**STATED EXERCISE:** Retype the whole listing, please, keeping every line exact and dropping the pictures.

Dataset entries:
====

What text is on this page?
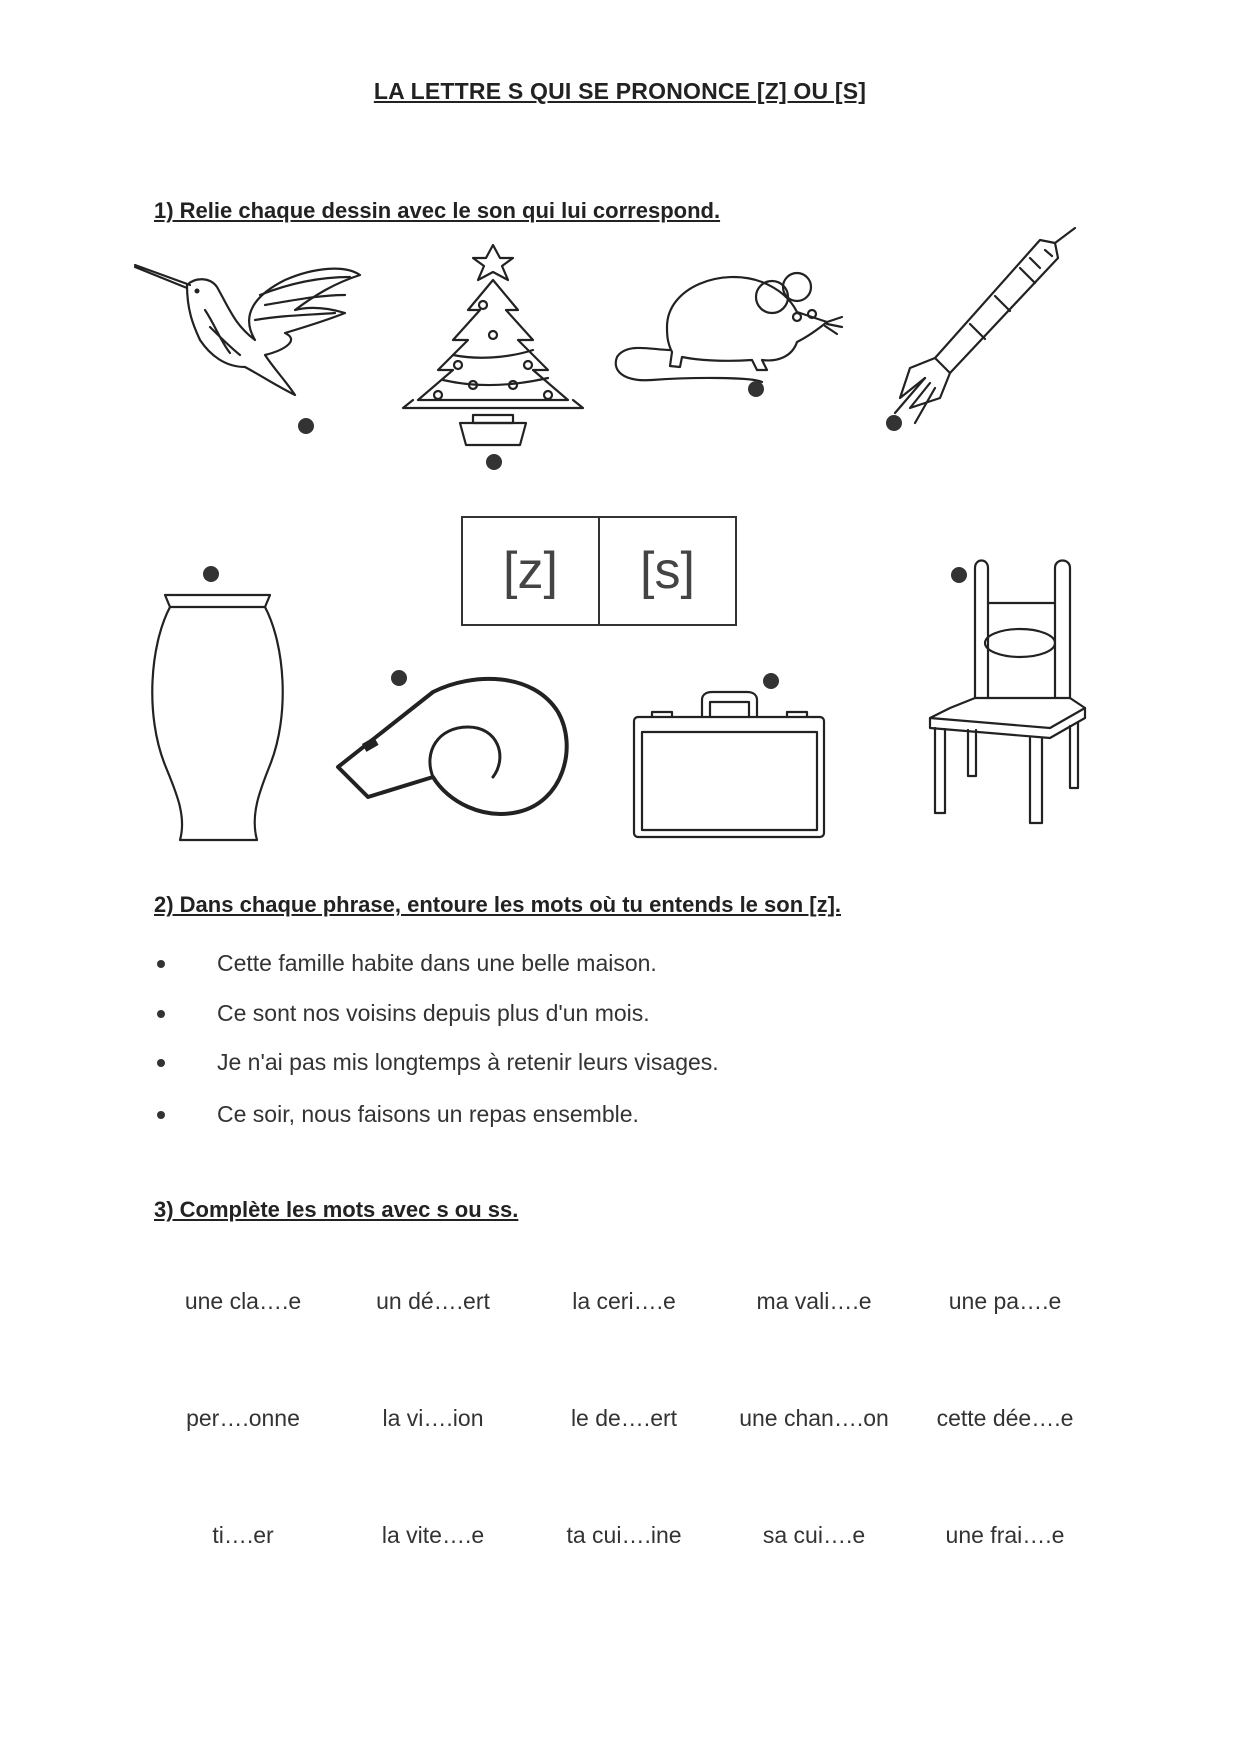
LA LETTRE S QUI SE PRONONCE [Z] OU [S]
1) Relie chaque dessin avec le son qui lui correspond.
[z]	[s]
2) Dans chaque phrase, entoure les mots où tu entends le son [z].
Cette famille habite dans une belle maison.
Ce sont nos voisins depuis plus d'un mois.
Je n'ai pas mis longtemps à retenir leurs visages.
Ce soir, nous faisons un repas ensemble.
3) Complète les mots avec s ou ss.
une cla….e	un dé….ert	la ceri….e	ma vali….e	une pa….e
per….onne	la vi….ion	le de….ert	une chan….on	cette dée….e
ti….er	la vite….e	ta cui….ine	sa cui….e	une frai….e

====

**FINAL ANSWER:**
What text is on this page?
LA LETTRE S QUI SE PRONONCE [Z] OU [S]
1) Relie chaque dessin avec le son qui lui correspond.
[z]	[s]
2) Dans chaque phrase, entoure les mots où tu entends le son [z].
Cette famille habite dans une belle maison.
Ce sont nos voisins depuis plus d'un mois.
Je n'ai pas mis longtemps à retenir leurs visages.
Ce soir, nous faisons un repas ensemble.
3) Complète les mots avec s ou ss.
une cla….e	un dé….ert	la ceri….e	ma vali….e	une pa….e
per….onne	la vi….ion	le de….ert	une chan….on	cette dée….e
ti….er	la vite….e	ta cui….ine	sa cui….e	une frai….e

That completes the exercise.